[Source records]
"""

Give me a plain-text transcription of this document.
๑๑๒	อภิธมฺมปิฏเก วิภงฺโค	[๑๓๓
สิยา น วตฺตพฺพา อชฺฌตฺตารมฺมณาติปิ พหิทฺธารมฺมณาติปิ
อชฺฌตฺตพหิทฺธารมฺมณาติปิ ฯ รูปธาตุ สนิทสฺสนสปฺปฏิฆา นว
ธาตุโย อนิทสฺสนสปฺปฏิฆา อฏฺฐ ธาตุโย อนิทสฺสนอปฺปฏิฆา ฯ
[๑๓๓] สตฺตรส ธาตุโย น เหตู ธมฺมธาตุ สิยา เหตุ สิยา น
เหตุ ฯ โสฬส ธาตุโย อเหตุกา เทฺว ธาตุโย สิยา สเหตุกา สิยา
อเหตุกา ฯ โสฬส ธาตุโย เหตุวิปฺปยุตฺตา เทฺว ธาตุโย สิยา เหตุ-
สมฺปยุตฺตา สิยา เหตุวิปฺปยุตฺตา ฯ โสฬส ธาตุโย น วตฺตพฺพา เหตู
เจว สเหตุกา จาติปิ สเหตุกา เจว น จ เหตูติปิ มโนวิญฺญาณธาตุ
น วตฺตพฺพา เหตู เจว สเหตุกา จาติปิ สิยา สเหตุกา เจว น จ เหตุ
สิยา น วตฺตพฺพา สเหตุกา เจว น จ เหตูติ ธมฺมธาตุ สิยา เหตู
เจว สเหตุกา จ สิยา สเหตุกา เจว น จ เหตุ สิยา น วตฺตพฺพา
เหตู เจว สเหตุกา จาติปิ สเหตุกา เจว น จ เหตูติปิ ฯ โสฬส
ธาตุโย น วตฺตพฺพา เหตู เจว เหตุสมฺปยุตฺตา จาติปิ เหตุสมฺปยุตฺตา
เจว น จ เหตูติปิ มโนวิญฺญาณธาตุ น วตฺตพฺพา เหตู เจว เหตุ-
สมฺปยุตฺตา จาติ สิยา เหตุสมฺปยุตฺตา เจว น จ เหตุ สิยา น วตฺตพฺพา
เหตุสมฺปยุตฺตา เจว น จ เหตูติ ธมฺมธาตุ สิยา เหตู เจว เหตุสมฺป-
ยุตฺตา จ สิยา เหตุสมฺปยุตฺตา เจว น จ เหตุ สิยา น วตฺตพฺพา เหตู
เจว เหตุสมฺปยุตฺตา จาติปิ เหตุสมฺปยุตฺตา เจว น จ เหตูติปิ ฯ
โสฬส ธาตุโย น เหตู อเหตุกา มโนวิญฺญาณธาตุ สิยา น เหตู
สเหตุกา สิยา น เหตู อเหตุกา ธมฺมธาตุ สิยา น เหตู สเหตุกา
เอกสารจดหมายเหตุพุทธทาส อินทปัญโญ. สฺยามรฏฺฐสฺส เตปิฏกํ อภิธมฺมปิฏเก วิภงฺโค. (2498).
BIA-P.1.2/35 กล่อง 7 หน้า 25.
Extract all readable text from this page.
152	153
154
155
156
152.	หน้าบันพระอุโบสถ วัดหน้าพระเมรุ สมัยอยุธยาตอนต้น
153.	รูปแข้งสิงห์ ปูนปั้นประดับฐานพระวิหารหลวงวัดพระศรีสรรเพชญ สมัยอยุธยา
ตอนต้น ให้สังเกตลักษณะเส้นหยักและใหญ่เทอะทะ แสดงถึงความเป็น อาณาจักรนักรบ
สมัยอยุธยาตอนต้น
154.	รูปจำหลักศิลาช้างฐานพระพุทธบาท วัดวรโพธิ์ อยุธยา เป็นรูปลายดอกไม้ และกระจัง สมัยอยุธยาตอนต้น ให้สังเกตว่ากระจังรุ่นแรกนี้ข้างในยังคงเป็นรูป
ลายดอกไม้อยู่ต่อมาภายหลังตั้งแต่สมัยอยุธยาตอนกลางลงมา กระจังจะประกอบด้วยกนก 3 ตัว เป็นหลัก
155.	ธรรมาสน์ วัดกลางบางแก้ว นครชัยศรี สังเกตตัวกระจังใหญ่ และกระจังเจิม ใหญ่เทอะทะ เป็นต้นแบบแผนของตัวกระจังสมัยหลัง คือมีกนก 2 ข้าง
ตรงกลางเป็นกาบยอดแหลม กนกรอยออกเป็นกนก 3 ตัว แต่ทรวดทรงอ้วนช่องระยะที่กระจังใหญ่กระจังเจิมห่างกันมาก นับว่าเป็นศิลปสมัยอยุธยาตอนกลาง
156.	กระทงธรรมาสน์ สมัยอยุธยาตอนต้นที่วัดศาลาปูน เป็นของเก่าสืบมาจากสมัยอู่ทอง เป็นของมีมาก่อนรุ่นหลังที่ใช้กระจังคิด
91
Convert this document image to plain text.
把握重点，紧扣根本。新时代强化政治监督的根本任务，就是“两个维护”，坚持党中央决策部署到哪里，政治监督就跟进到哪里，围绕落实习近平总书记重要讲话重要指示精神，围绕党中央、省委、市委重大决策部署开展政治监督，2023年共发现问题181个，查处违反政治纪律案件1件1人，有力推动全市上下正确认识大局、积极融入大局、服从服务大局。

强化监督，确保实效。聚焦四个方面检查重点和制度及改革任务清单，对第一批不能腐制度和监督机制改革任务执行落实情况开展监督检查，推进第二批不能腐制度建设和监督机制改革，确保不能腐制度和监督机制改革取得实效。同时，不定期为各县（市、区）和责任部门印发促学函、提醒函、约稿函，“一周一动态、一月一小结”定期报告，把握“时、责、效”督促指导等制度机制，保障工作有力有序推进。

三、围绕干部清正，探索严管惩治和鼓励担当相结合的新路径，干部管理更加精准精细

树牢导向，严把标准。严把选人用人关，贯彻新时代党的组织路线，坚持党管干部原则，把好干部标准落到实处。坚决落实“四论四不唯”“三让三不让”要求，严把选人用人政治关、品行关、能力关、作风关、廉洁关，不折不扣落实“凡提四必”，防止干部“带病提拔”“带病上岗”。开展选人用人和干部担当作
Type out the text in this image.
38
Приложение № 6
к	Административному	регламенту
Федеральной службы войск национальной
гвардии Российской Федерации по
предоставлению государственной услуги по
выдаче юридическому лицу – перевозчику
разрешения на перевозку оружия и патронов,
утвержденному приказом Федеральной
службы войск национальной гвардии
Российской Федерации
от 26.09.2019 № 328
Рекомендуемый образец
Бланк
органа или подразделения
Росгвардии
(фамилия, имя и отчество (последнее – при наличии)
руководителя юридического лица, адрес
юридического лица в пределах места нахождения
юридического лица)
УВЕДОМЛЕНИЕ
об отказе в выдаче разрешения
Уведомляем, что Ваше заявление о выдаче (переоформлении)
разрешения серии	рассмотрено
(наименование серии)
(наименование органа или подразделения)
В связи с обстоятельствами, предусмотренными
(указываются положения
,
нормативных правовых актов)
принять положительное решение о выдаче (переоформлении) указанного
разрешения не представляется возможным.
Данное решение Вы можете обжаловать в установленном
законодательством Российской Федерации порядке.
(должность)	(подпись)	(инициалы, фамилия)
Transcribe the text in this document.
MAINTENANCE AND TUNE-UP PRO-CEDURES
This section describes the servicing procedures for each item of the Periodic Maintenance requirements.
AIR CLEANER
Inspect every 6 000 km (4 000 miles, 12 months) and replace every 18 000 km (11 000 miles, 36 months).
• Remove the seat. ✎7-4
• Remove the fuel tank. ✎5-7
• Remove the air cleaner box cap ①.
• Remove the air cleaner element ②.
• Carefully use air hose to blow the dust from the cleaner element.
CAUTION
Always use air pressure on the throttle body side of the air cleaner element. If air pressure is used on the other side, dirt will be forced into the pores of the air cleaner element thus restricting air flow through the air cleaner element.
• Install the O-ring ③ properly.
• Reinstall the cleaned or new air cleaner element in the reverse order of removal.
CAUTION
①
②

"""

REQUIRED TASK
Repeat every line of the records above exactly.

REPLY TO THE EXERCISE
Give me a plain-text transcription of this document.
๑๑๒	อภิธมฺมปิฏเก วิภงฺโค	[๑๓๓
สิยา น วตฺตพฺพา อชฺฌตฺตารมฺมณาติปิ พหิทฺธารมฺมณาติปิ
อชฺฌตฺตพหิทฺธารมฺมณาติปิ ฯ รูปธาตุ สนิทสฺสนสปฺปฏิฆา นว
ธาตุโย อนิทสฺสนสปฺปฏิฆา อฏฺฐ ธาตุโย อนิทสฺสนอปฺปฏิฆา ฯ
[๑๓๓] สตฺตรส ธาตุโย น เหตู ธมฺมธาตุ สิยา เหตุ สิยา น
เหตุ ฯ โสฬส ธาตุโย อเหตุกา เทฺว ธาตุโย สิยา สเหตุกา สิยา
อเหตุกา ฯ โสฬส ธาตุโย เหตุวิปฺปยุตฺตา เทฺว ธาตุโย สิยา เหตุ-
สมฺปยุตฺตา สิยา เหตุวิปฺปยุตฺตา ฯ โสฬส ธาตุโย น วตฺตพฺพา เหตู
เจว สเหตุกา จาติปิ สเหตุกา เจว น จ เหตูติปิ มโนวิญฺญาณธาตุ
น วตฺตพฺพา เหตู เจว สเหตุกา จาติปิ สิยา สเหตุกา เจว น จ เหตุ
สิยา น วตฺตพฺพา สเหตุกา เจว น จ เหตูติ ธมฺมธาตุ สิยา เหตู
เจว สเหตุกา จ สิยา สเหตุกา เจว น จ เหตุ สิยา น วตฺตพฺพา
เหตู เจว สเหตุกา จาติปิ สเหตุกา เจว น จ เหตูติปิ ฯ โสฬส
ธาตุโย น วตฺตพฺพา เหตู เจว เหตุสมฺปยุตฺตา จาติปิ เหตุสมฺปยุตฺตา
เจว น จ เหตูติปิ มโนวิญฺญาณธาตุ น วตฺตพฺพา เหตู เจว เหตุ-
สมฺปยุตฺตา จาติ สิยา เหตุสมฺปยุตฺตา เจว น จ เหตุ สิยา น วตฺตพฺพา
เหตุสมฺปยุตฺตา เจว น จ เหตูติ ธมฺมธาตุ สิยา เหตู เจว เหตุสมฺป-
ยุตฺตา จ สิยา เหตุสมฺปยุตฺตา เจว น จ เหตุ สิยา น วตฺตพฺพา เหตู
เจว เหตุสมฺปยุตฺตา จาติปิ เหตุสมฺปยุตฺตา เจว น จ เหตูติปิ ฯ
โสฬส ธาตุโย น เหตู อเหตุกา มโนวิญฺญาณธาตุ สิยา น เหตู
สเหตุกา สิยา น เหตู อเหตุกา ธมฺมธาตุ สิยา น เหตู สเหตุกา
เอกสารจดหมายเหตุพุทธทาส อินทปัญโญ. สฺยามรฏฺฐสฺส เตปิฏกํ อภิธมฺมปิฏเก วิภงฺโค. (2498).
BIA-P.1.2/35 กล่อง 7 หน้า 25.
Extract all readable text from this page.
152	153
154
155
156
152.	หน้าบันพระอุโบสถ วัดหน้าพระเมรุ สมัยอยุธยาตอนต้น
153.	รูปแข้งสิงห์ ปูนปั้นประดับฐานพระวิหารหลวงวัดพระศรีสรรเพชญ สมัยอยุธยา
ตอนต้น ให้สังเกตลักษณะเส้นหยักและใหญ่เทอะทะ แสดงถึงความเป็น อาณาจักรนักรบ
สมัยอยุธยาตอนต้น
154.	รูปจำหลักศิลาช้างฐานพระพุทธบาท วัดวรโพธิ์ อยุธยา เป็นรูปลายดอกไม้ และกระจัง สมัยอยุธยาตอนต้น ให้สังเกตว่ากระจังรุ่นแรกนี้ข้างในยังคงเป็นรูป
ลายดอกไม้อยู่ต่อมาภายหลังตั้งแต่สมัยอยุธยาตอนกลางลงมา กระจังจะประกอบด้วยกนก 3 ตัว เป็นหลัก
155.	ธรรมาสน์ วัดกลางบางแก้ว นครชัยศรี สังเกตตัวกระจังใหญ่ และกระจังเจิม ใหญ่เทอะทะ เป็นต้นแบบแผนของตัวกระจังสมัยหลัง คือมีกนก 2 ข้าง
ตรงกลางเป็นกาบยอดแหลม กนกรอยออกเป็นกนก 3 ตัว แต่ทรวดทรงอ้วนช่องระยะที่กระจังใหญ่กระจังเจิมห่างกันมาก นับว่าเป็นศิลปสมัยอยุธยาตอนกลาง
156.	กระทงธรรมาสน์ สมัยอยุธยาตอนต้นที่วัดศาลาปูน เป็นของเก่าสืบมาจากสมัยอู่ทอง เป็นของมีมาก่อนรุ่นหลังที่ใช้กระจังคิด
91
Convert this document image to plain text.
把握重点，紧扣根本。新时代强化政治监督的根本任务，就是“两个维护”，坚持党中央决策部署到哪里，政治监督就跟进到哪里，围绕落实习近平总书记重要讲话重要指示精神，围绕党中央、省委、市委重大决策部署开展政治监督，2023年共发现问题181个，查处违反政治纪律案件1件1人，有力推动全市上下正确认识大局、积极融入大局、服从服务大局。

强化监督，确保实效。聚焦四个方面检查重点和制度及改革任务清单，对第一批不能腐制度和监督机制改革任务执行落实情况开展监督检查，推进第二批不能腐制度建设和监督机制改革，确保不能腐制度和监督机制改革取得实效。同时，不定期为各县（市、区）和责任部门印发促学函、提醒函、约稿函，“一周一动态、一月一小结”定期报告，把握“时、责、效”督促指导等制度机制，保障工作有力有序推进。

三、围绕干部清正，探索严管惩治和鼓励担当相结合的新路径，干部管理更加精准精细

树牢导向，严把标准。严把选人用人关，贯彻新时代党的组织路线，坚持党管干部原则，把好干部标准落到实处。坚决落实“四论四不唯”“三让三不让”要求，严把选人用人政治关、品行关、能力关、作风关、廉洁关，不折不扣落实“凡提四必”，防止干部“带病提拔”“带病上岗”。开展选人用人和干部担当作
Type out the text in this image.
38
Приложение № 6
к	Административному	регламенту
Федеральной службы войск национальной
гвардии Российской Федерации по
предоставлению государственной услуги по
выдаче юридическому лицу – перевозчику
разрешения на перевозку оружия и патронов,
утвержденному приказом Федеральной
службы войск национальной гвардии
Российской Федерации
от 26.09.2019 № 328
Рекомендуемый образец
Бланк
органа или подразделения
Росгвардии
(фамилия, имя и отчество (последнее – при наличии)
руководителя юридического лица, адрес
юридического лица в пределах места нахождения
юридического лица)
УВЕДОМЛЕНИЕ
об отказе в выдаче разрешения
Уведомляем, что Ваше заявление о выдаче (переоформлении)
разрешения серии	рассмотрено
(наименование серии)
(наименование органа или подразделения)
В связи с обстоятельствами, предусмотренными
(указываются положения
,
нормативных правовых актов)
принять положительное решение о выдаче (переоформлении) указанного
разрешения не представляется возможным.
Данное решение Вы можете обжаловать в установленном
законодательством Российской Федерации порядке.
(должность)	(подпись)	(инициалы, фамилия)
Transcribe the text in this document.
MAINTENANCE AND TUNE-UP PRO-CEDURES
This section describes the servicing procedures for each item of the Periodic Maintenance requirements.
AIR CLEANER
Inspect every 6 000 km (4 000 miles, 12 months) and replace every 18 000 km (11 000 miles, 36 months).
• Remove the seat. ✎7-4
• Remove the fuel tank. ✎5-7
• Remove the air cleaner box cap ①.
• Remove the air cleaner element ②.
• Carefully use air hose to blow the dust from the cleaner element.
CAUTION
Always use air pressure on the throttle body side of the air cleaner element. If air pressure is used on the other side, dirt will be forced into the pores of the air cleaner element thus restricting air flow through the air cleaner element.
• Install the O-ring ③ properly.
• Reinstall the cleaned or new air cleaner element in the reverse order of removal.
CAUTION
①
②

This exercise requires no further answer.